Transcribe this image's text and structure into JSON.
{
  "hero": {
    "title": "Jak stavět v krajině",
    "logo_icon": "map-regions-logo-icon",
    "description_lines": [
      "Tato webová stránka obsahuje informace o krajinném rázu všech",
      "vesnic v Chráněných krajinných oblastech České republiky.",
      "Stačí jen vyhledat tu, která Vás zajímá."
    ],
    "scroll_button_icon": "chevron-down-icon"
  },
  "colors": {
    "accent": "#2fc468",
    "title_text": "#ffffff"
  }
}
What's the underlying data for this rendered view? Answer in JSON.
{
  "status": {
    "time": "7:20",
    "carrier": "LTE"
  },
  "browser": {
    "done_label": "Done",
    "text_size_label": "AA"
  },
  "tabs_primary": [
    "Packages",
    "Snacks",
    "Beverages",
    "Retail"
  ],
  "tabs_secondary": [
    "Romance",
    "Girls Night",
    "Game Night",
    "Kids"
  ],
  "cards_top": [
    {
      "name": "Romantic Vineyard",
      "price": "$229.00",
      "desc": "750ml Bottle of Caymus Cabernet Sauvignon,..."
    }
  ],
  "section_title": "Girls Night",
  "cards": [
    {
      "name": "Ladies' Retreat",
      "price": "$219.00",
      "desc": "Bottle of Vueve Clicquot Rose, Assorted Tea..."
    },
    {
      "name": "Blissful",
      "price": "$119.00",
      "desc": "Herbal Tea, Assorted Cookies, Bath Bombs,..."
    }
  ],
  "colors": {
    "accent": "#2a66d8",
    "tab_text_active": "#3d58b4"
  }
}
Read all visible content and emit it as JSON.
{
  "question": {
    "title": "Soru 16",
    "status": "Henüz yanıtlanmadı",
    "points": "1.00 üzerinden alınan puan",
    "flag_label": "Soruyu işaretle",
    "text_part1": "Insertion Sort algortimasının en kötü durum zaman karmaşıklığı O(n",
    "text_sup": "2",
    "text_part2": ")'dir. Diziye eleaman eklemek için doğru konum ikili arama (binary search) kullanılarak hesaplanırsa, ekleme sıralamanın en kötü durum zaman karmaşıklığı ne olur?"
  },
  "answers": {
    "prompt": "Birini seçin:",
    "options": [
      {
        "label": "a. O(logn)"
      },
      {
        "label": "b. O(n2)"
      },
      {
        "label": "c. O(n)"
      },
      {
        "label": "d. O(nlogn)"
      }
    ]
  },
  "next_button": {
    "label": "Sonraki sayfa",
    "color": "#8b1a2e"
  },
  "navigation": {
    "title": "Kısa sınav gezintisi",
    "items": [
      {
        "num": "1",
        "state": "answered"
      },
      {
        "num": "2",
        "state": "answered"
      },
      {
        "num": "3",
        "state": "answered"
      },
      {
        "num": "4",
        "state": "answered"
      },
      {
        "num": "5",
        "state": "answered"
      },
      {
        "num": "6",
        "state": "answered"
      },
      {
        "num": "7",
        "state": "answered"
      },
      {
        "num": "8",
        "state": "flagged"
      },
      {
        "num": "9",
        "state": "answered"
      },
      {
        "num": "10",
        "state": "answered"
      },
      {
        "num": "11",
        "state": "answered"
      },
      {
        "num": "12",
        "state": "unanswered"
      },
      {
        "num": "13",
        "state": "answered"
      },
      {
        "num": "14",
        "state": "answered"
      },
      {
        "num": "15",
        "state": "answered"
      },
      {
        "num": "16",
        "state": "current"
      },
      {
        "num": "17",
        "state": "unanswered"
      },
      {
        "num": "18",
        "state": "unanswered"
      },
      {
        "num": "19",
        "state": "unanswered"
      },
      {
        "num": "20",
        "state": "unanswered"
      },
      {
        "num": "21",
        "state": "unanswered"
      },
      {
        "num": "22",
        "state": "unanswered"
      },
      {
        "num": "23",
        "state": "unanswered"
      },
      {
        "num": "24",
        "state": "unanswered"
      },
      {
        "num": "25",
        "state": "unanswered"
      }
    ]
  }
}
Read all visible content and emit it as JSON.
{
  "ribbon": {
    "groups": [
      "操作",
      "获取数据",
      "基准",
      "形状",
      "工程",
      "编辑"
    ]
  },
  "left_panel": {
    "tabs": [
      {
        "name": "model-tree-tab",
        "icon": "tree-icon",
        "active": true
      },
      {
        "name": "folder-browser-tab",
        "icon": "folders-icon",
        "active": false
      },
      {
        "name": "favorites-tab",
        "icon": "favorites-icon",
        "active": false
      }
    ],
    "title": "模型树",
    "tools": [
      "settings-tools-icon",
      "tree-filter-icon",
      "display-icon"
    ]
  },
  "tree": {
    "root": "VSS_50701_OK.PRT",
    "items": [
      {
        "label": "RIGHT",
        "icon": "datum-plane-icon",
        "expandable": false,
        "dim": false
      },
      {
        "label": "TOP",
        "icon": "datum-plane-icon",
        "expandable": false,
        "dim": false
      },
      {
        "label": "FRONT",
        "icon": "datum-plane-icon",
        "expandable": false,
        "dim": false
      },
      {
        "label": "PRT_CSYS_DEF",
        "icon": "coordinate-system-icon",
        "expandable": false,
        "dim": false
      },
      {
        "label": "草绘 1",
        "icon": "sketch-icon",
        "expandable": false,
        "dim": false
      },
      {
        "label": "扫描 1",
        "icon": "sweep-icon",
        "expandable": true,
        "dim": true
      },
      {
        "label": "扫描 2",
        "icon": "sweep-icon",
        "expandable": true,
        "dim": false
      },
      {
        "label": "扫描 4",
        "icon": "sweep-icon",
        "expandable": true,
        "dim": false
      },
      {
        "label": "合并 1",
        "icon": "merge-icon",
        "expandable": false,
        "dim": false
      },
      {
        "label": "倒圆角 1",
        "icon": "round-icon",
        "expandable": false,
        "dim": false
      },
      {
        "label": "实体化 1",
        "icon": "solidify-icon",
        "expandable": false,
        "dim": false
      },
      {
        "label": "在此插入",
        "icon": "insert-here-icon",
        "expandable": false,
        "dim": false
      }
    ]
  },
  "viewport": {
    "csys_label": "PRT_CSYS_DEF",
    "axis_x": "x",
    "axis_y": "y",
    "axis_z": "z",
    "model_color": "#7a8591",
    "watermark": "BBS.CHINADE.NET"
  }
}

****************************************

• **TASK DIRECTIONS**: Nothing in the data may differ; print all of it exactly as written.

• **SOLVED EXERCISE**:
Transcribe this image's text and structure into JSON.
{
  "hero": {
    "title": "Jak stavět v krajině",
    "logo_icon": "map-regions-logo-icon",
    "description_lines": [
      "Tato webová stránka obsahuje informace o krajinném rázu všech",
      "vesnic v Chráněných krajinných oblastech České republiky.",
      "Stačí jen vyhledat tu, která Vás zajímá."
    ],
    "scroll_button_icon": "chevron-down-icon"
  },
  "colors": {
    "accent": "#2fc468",
    "title_text": "#ffffff"
  }
}
What's the underlying data for this rendered view? Answer in JSON.
{
  "status": {
    "time": "7:20",
    "carrier": "LTE"
  },
  "browser": {
    "done_label": "Done",
    "text_size_label": "AA"
  },
  "tabs_primary": [
    "Packages",
    "Snacks",
    "Beverages",
    "Retail"
  ],
  "tabs_secondary": [
    "Romance",
    "Girls Night",
    "Game Night",
    "Kids"
  ],
  "cards_top": [
    {
      "name": "Romantic Vineyard",
      "price": "$229.00",
      "desc": "750ml Bottle of Caymus Cabernet Sauvignon,..."
    }
  ],
  "section_title": "Girls Night",
  "cards": [
    {
      "name": "Ladies' Retreat",
      "price": "$219.00",
      "desc": "Bottle of Vueve Clicquot Rose, Assorted Tea..."
    },
    {
      "name": "Blissful",
      "price": "$119.00",
      "desc": "Herbal Tea, Assorted Cookies, Bath Bombs,..."
    }
  ],
  "colors": {
    "accent": "#2a66d8",
    "tab_text_active": "#3d58b4"
  }
}
Read all visible content and emit it as JSON.
{
  "question": {
    "title": "Soru 16",
    "status": "Henüz yanıtlanmadı",
    "points": "1.00 üzerinden alınan puan",
    "flag_label": "Soruyu işaretle",
    "text_part1": "Insertion Sort algortimasının en kötü durum zaman karmaşıklığı O(n",
    "text_sup": "2",
    "text_part2": ")'dir. Diziye eleaman eklemek için doğru konum ikili arama (binary search) kullanılarak hesaplanırsa, ekleme sıralamanın en kötü durum zaman karmaşıklığı ne olur?"
  },
  "answers": {
    "prompt": "Birini seçin:",
    "options": [
      {
        "label": "a. O(logn)"
      },
      {
        "label": "b. O(n2)"
      },
      {
        "label": "c. O(n)"
      },
      {
        "label": "d. O(nlogn)"
      }
    ]
  },
  "next_button": {
    "label": "Sonraki sayfa",
    "color": "#8b1a2e"
  },
  "navigation": {
    "title": "Kısa sınav gezintisi",
    "items": [
      {
        "num": "1",
        "state": "answered"
      },
      {
        "num": "2",
        "state": "answered"
      },
      {
        "num": "3",
        "state": "answered"
      },
      {
        "num": "4",
        "state": "answered"
      },
      {
        "num": "5",
        "state": "answered"
      },
      {
        "num": "6",
        "state": "answered"
      },
      {
        "num": "7",
        "state": "answered"
      },
      {
        "num": "8",
        "state": "flagged"
      },
      {
        "num": "9",
        "state": "answered"
      },
      {
        "num": "10",
        "state": "answered"
      },
      {
        "num": "11",
        "state": "answered"
      },
      {
        "num": "12",
        "state": "unanswered"
      },
      {
        "num": "13",
        "state": "answered"
      },
      {
        "num": "14",
        "state": "answered"
      },
      {
        "num": "15",
        "state": "answered"
      },
      {
        "num": "16",
        "state": "current"
      },
      {
        "num": "17",
        "state": "unanswered"
      },
      {
        "num": "18",
        "state": "unanswered"
      },
      {
        "num": "19",
        "state": "unanswered"
      },
      {
        "num": "20",
        "state": "unanswered"
      },
      {
        "num": "21",
        "state": "unanswered"
      },
      {
        "num": "22",
        "state": "unanswered"
      },
      {
        "num": "23",
        "state": "unanswered"
      },
      {
        "num": "24",
        "state": "unanswered"
      },
      {
        "num": "25",
        "state": "unanswered"
      }
    ]
  }
}
Read all visible content and emit it as JSON.
{
  "ribbon": {
    "groups": [
      "操作",
      "获取数据",
      "基准",
      "形状",
      "工程",
      "编辑"
    ]
  },
  "left_panel": {
    "tabs": [
      {
        "name": "model-tree-tab",
        "icon": "tree-icon",
        "active": true
      },
      {
        "name": "folder-browser-tab",
        "icon": "folders-icon",
        "active": false
      },
      {
        "name": "favorites-tab",
        "icon": "favorites-icon",
        "active": false
      }
    ],
    "title": "模型树",
    "tools": [
      "settings-tools-icon",
      "tree-filter-icon",
      "display-icon"
    ]
  },
  "tree": {
    "root": "VSS_50701_OK.PRT",
    "items": [
      {
        "label": "RIGHT",
        "icon": "datum-plane-icon",
        "expandable": false,
        "dim": false
      },
      {
        "label": "TOP",
        "icon": "datum-plane-icon",
        "expandable": false,
        "dim": false
      },
      {
        "label": "FRONT",
        "icon": "datum-plane-icon",
        "expandable": false,
        "dim": false
      },
      {
        "label": "PRT_CSYS_DEF",
        "icon": "coordinate-system-icon",
        "expandable": false,
        "dim": false
      },
      {
        "label": "草绘 1",
        "icon": "sketch-icon",
        "expandable": false,
        "dim": false
      },
      {
        "label": "扫描 1",
        "icon": "sweep-icon",
        "expandable": true,
        "dim": true
      },
      {
        "label": "扫描 2",
        "icon": "sweep-icon",
        "expandable": true,
        "dim": false
      },
      {
        "label": "扫描 4",
        "icon": "sweep-icon",
        "expandable": true,
        "dim": false
      },
      {
        "label": "合并 1",
        "icon": "merge-icon",
        "expandable": false,
        "dim": false
      },
      {
        "label": "倒圆角 1",
        "icon": "round-icon",
        "expandable": false,
        "dim": false
      },
      {
        "label": "实体化 1",
        "icon": "solidify-icon",
        "expandable": false,
        "dim": false
      },
      {
        "label": "在此插入",
        "icon": "insert-here-icon",
        "expandable": false,
        "dim": false
      }
    ]
  },
  "viewport": {
    "csys_label": "PRT_CSYS_DEF",
    "axis_x": "x",
    "axis_y": "y",
    "axis_z": "z",
    "model_color": "#7a8591",
    "watermark": "BBS.CHINADE.NET"
  }
}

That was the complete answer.